**** Supplied data
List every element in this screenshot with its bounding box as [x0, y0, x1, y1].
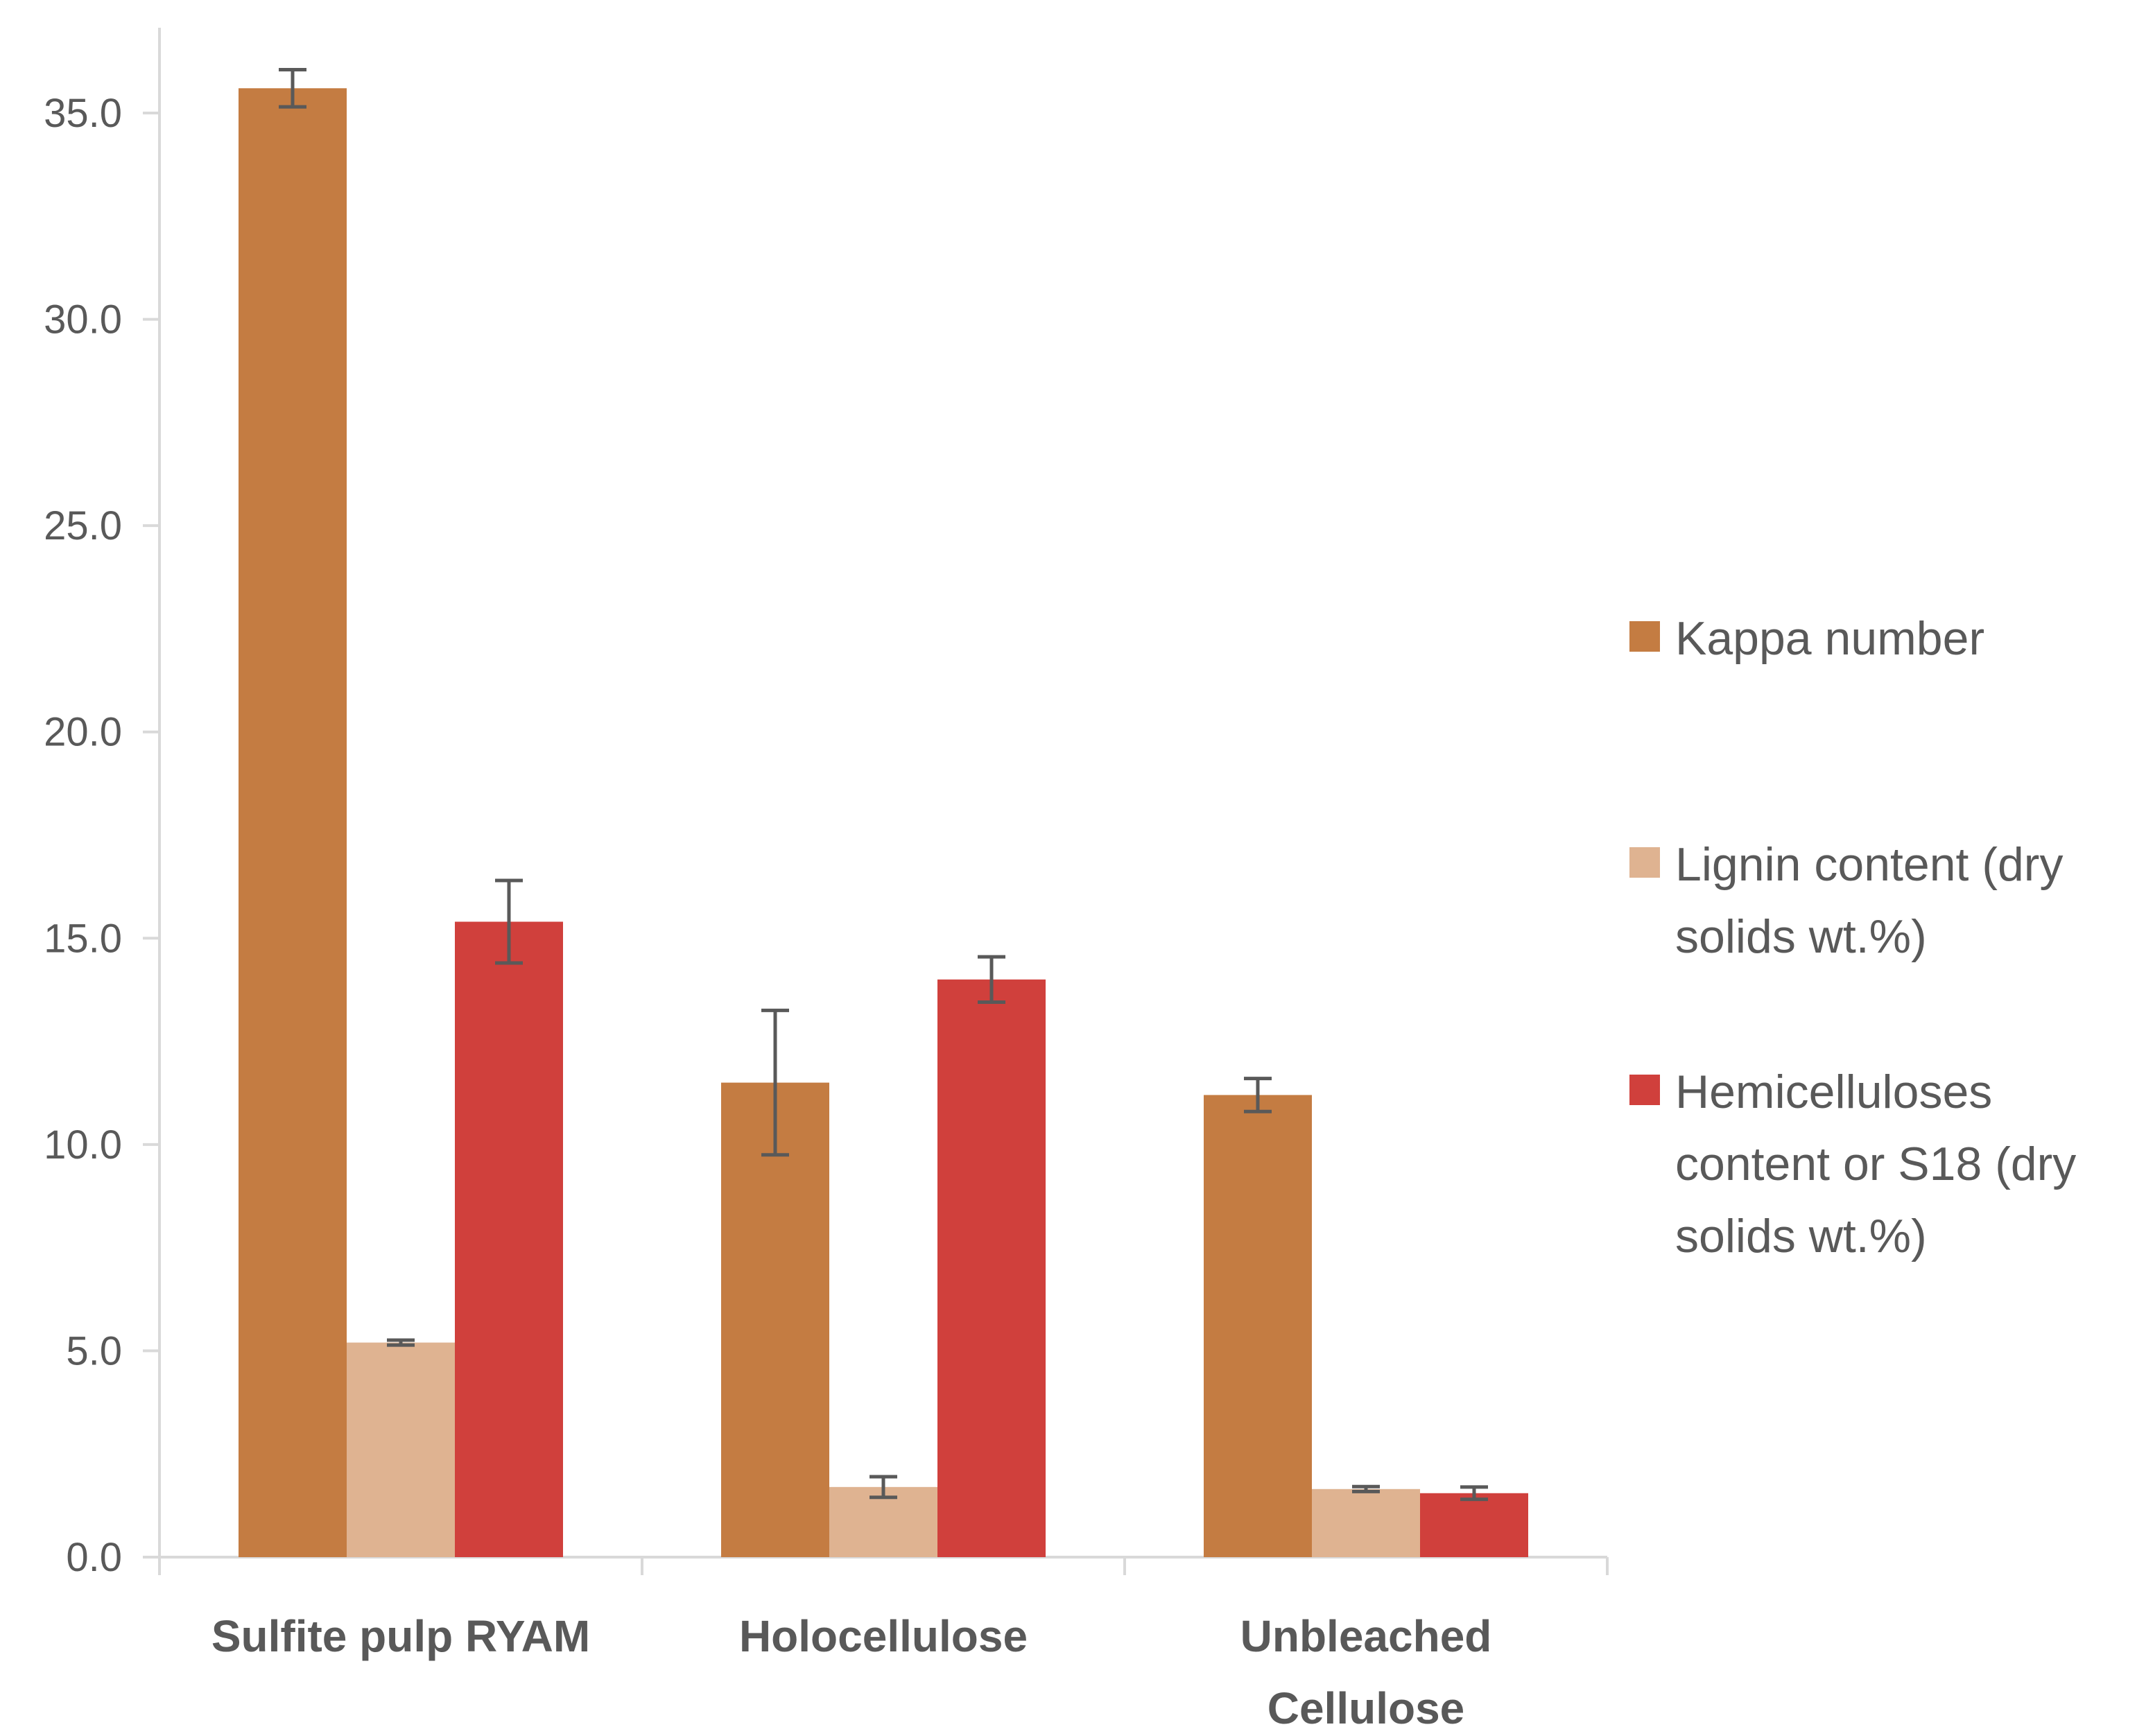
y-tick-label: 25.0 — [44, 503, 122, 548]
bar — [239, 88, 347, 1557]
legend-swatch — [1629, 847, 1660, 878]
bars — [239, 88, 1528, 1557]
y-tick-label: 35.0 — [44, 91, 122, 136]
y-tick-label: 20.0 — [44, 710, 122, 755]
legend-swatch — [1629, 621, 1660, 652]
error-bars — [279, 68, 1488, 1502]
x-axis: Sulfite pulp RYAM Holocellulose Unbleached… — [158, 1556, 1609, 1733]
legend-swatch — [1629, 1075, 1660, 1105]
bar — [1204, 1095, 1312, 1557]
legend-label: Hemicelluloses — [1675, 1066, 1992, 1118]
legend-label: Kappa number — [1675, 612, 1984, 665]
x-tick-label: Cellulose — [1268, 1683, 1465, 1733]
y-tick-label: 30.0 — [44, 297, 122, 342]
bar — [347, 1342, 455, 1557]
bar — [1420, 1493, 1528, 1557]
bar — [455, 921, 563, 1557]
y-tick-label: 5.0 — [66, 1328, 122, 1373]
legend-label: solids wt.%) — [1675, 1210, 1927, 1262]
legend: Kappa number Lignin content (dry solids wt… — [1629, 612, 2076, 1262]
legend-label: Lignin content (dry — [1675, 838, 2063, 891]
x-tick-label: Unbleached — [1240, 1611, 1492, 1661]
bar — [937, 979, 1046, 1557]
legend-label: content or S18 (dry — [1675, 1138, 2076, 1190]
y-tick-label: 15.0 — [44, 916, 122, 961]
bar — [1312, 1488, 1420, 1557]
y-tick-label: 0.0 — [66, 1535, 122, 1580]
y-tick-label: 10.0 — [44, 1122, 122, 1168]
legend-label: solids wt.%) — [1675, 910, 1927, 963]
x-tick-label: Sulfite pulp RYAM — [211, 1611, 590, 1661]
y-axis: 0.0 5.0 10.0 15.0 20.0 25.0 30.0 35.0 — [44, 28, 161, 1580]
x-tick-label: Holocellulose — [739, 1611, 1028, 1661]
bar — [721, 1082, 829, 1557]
********
**** Supplied data
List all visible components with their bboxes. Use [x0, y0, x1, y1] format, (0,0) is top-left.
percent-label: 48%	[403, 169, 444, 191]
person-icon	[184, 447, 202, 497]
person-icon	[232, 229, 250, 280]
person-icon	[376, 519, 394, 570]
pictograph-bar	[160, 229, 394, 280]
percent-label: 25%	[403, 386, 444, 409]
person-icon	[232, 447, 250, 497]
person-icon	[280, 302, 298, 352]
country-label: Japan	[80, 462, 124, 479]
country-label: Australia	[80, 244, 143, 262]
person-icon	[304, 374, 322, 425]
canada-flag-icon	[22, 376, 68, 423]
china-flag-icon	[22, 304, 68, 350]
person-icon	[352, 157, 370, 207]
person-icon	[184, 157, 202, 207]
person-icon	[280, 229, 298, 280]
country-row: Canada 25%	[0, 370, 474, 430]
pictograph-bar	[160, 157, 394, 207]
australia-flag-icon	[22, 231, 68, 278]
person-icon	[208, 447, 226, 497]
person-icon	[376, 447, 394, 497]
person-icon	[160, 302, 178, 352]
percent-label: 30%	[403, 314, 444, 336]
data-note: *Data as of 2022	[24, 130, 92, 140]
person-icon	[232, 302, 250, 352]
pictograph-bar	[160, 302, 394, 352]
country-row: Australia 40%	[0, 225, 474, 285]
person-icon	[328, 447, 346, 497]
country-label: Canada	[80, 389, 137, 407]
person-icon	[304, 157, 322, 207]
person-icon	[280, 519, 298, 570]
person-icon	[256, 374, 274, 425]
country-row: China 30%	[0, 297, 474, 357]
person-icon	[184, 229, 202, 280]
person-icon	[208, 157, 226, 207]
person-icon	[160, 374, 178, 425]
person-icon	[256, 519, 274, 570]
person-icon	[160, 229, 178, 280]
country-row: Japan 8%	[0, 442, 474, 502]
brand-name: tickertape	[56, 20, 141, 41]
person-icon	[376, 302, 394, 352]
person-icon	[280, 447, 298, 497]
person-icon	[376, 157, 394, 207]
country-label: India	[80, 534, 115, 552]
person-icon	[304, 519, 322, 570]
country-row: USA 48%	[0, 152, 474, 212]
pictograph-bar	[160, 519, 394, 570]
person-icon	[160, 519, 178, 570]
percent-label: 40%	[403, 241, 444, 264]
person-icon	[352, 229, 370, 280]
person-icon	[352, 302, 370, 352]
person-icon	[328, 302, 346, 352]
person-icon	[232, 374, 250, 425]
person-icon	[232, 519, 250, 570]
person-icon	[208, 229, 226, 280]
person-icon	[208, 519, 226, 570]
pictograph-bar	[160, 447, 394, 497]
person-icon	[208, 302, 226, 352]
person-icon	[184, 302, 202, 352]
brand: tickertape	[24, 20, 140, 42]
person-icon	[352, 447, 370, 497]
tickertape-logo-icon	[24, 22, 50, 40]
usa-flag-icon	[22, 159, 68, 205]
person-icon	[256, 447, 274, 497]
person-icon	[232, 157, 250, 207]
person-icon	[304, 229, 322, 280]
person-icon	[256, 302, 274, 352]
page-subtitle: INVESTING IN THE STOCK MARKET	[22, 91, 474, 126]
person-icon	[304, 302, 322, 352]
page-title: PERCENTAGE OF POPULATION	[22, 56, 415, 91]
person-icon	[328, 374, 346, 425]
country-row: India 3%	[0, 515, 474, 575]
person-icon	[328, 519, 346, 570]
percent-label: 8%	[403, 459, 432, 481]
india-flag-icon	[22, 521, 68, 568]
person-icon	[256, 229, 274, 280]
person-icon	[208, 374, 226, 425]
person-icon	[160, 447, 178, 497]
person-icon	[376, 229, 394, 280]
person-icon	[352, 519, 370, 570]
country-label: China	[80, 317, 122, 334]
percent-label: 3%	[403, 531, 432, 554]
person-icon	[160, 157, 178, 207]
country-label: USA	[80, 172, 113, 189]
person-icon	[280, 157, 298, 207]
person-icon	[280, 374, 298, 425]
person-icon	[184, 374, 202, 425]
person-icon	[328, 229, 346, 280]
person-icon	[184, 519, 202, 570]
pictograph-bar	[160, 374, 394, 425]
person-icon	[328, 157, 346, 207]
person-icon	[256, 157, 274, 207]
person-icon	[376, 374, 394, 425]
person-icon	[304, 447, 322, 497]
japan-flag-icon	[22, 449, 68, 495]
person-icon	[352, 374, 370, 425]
********
Requirements: Output the lines of the records as a Markdown table, starting at the line that contains "y-tick-label: 25.0 — [44, 503, 122, 548]" and ending at the line that contains "error-bars — [279, 68, 1488, 1502]", both included. Use the columns Number and Text, number the rows in order, and skip any blank lines.

Task answer:
| Number | Text |
|---|---|
| 1 | y-tick-label: 25.0 — [44, 503, 122, 548] |
| 2 | bar — [239, 88, 347, 1557] |
| 3 | legend-swatch — [1629, 847, 1660, 878] |
| 4 | bars — [239, 88, 1528, 1557] |
| 5 | y-tick-label: 35.0 — [44, 91, 122, 136] |
| 6 | y-tick-label: 20.0 — [44, 710, 122, 755] |
| 7 | legend-swatch — [1629, 621, 1660, 652] |
| 8 | error-bars — [279, 68, 1488, 1502] |